- TASK OBJECTIVE
Where a line of the material contains the string "iFinD", copy that line.

- GIVEN RECORDS
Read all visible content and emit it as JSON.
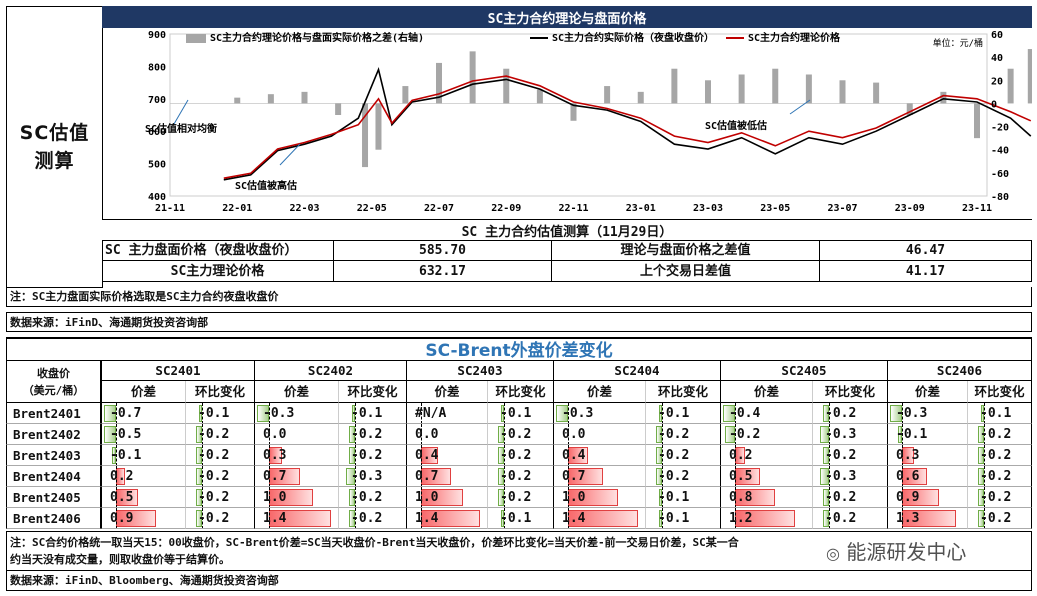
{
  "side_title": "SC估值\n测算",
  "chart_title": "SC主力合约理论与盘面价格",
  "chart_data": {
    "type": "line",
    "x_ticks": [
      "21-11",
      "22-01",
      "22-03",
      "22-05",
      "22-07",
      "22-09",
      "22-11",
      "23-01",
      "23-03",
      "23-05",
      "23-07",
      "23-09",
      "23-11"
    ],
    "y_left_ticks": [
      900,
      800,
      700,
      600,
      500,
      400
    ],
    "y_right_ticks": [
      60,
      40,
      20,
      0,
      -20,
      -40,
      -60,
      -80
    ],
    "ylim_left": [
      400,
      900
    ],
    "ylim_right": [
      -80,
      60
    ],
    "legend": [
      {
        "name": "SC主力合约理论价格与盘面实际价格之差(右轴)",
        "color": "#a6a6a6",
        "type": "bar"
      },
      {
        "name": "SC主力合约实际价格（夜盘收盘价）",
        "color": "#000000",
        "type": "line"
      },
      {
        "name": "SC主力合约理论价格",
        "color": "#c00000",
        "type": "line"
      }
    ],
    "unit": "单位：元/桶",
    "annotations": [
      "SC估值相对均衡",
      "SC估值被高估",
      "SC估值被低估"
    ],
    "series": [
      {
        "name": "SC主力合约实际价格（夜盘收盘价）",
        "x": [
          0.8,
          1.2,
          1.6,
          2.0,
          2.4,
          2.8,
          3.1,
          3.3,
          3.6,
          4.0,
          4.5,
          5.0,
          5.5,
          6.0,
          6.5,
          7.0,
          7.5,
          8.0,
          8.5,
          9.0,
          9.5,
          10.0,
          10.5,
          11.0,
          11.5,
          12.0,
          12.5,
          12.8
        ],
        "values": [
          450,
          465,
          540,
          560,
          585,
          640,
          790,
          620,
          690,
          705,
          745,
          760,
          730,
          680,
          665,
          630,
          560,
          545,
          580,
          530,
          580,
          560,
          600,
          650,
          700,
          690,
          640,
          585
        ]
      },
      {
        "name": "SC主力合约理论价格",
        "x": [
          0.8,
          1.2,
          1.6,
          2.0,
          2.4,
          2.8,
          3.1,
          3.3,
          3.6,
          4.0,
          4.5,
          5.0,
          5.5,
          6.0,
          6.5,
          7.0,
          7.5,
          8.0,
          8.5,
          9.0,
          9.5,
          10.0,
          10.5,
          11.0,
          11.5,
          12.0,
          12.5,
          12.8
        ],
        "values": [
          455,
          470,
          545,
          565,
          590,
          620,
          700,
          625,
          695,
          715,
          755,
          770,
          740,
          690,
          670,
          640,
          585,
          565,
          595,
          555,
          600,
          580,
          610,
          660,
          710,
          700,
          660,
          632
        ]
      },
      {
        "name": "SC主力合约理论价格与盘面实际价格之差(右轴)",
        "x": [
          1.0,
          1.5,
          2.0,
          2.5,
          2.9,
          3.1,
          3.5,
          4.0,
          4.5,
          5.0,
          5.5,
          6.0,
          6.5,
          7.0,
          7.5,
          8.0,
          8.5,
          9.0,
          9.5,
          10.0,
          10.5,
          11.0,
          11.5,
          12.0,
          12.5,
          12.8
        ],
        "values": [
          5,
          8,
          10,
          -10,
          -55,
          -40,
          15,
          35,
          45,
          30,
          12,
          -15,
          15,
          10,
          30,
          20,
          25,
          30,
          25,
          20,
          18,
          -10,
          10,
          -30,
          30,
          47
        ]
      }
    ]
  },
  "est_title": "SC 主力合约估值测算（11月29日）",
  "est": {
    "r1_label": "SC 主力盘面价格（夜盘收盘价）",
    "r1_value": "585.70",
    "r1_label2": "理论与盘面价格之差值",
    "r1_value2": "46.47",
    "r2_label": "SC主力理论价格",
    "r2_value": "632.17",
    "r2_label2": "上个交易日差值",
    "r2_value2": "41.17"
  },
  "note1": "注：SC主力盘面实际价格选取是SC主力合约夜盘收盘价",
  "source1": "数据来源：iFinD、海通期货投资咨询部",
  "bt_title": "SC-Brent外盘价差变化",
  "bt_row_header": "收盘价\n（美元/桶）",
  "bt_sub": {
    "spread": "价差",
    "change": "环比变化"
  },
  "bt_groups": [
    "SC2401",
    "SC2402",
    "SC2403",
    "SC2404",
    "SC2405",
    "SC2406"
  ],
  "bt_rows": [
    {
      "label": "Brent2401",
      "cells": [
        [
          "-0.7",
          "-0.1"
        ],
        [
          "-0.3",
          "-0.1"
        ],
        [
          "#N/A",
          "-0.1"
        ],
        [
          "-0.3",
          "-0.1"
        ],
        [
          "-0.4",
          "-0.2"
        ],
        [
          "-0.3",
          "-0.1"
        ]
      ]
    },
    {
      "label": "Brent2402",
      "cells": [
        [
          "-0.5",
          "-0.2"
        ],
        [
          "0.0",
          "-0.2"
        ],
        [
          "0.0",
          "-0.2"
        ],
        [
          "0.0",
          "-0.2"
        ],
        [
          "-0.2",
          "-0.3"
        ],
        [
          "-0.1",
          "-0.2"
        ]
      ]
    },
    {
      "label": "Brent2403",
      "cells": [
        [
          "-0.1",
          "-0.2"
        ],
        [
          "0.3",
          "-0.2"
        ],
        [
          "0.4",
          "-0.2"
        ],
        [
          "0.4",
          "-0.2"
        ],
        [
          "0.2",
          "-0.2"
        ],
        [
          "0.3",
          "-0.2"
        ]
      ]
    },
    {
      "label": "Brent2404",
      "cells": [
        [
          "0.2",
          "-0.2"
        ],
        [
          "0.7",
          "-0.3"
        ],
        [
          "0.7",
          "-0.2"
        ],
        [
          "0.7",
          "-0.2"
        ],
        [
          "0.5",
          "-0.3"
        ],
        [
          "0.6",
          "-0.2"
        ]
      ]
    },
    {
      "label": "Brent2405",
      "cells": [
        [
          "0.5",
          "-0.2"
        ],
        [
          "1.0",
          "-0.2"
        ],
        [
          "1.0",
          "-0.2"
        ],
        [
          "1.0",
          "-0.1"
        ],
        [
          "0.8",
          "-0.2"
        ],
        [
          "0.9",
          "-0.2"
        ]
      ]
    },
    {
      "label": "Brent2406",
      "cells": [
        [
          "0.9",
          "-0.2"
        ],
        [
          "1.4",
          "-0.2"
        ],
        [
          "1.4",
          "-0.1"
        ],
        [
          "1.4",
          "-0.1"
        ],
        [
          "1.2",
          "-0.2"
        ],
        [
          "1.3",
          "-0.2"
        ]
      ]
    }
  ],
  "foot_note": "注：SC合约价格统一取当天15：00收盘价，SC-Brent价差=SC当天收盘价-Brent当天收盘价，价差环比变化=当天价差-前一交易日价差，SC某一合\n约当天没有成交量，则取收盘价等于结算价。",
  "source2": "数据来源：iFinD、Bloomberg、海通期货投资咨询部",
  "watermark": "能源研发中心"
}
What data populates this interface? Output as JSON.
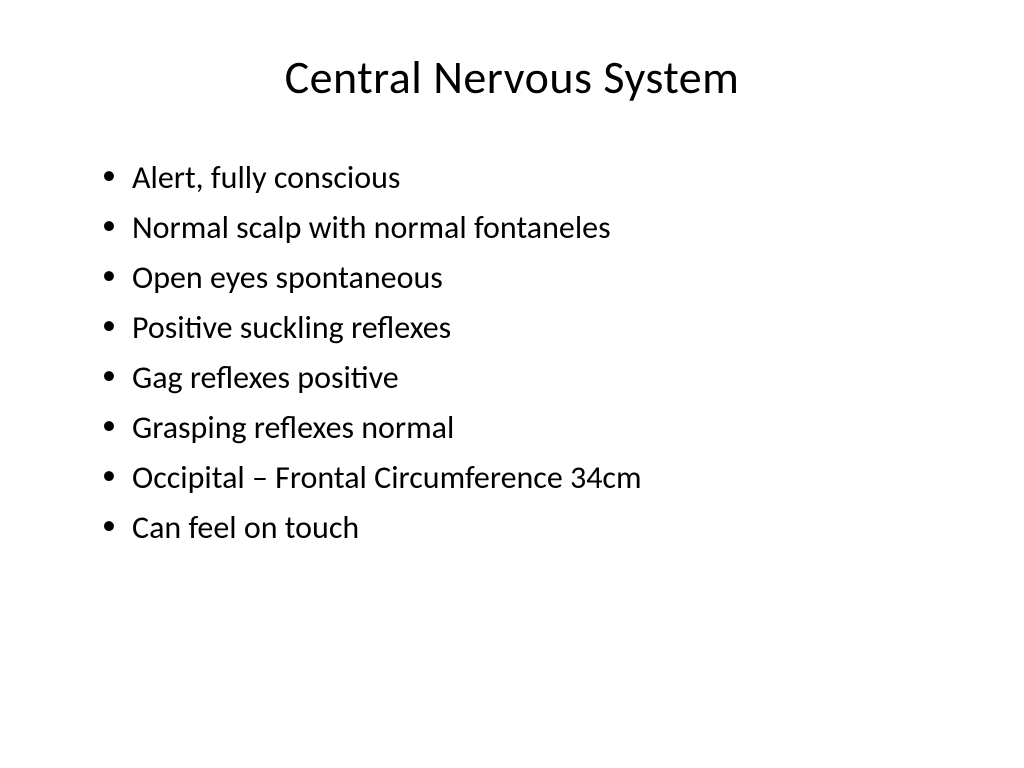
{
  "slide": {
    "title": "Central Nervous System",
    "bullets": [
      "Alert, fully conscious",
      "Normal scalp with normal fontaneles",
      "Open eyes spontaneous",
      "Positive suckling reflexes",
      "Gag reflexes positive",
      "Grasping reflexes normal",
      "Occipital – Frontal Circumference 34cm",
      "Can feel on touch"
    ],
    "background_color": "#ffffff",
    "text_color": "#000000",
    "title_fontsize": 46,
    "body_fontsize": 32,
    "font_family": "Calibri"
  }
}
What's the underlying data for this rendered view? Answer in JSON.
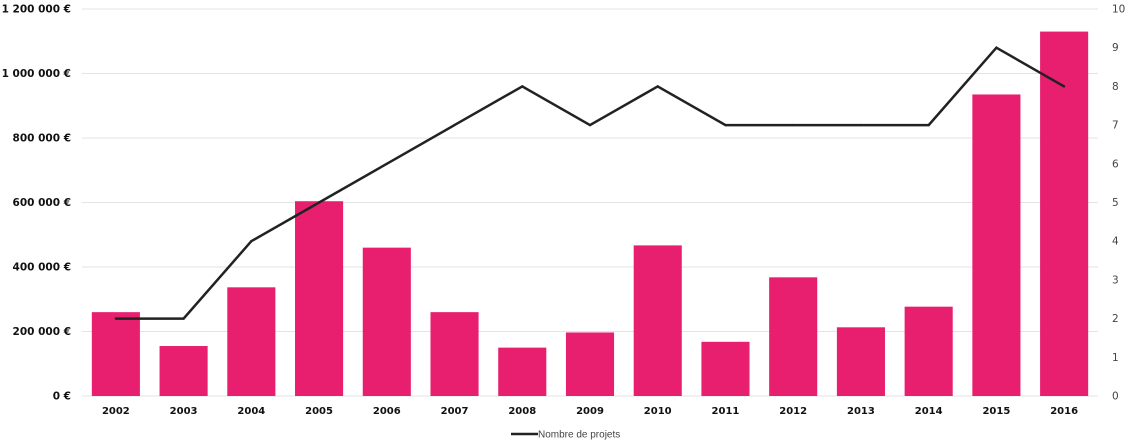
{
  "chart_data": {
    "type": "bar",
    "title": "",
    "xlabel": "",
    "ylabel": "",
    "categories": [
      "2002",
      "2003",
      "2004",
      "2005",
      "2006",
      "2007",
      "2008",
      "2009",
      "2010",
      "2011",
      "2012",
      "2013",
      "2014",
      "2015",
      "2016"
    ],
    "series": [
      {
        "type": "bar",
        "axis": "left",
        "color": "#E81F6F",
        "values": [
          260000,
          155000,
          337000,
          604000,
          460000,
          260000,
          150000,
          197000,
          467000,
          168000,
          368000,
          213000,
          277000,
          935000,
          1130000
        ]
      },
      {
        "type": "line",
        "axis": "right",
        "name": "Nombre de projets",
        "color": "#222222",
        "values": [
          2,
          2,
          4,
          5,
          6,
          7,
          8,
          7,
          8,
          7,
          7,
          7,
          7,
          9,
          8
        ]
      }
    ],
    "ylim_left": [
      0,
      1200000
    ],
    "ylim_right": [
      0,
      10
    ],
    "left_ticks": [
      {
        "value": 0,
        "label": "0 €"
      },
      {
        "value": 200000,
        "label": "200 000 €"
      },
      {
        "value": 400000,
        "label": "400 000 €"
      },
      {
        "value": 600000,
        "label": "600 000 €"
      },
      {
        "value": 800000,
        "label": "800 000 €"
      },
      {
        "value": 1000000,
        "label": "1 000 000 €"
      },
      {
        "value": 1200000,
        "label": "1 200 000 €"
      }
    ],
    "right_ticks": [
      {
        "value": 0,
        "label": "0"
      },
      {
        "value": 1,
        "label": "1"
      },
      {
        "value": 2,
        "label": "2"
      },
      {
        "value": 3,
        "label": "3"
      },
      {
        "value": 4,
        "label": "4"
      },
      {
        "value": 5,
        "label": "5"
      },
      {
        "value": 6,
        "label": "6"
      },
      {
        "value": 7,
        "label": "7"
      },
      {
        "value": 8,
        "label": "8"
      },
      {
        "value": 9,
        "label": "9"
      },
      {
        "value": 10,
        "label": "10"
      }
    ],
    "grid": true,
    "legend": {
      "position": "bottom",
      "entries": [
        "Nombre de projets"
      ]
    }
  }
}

- ANSWER TO THIS TASK
  "source1": "数据来源：iFinD、海通期货投资咨询部",
  "source2": "数据来源：iFinD、Bloomberg、海通期货投资咨询部",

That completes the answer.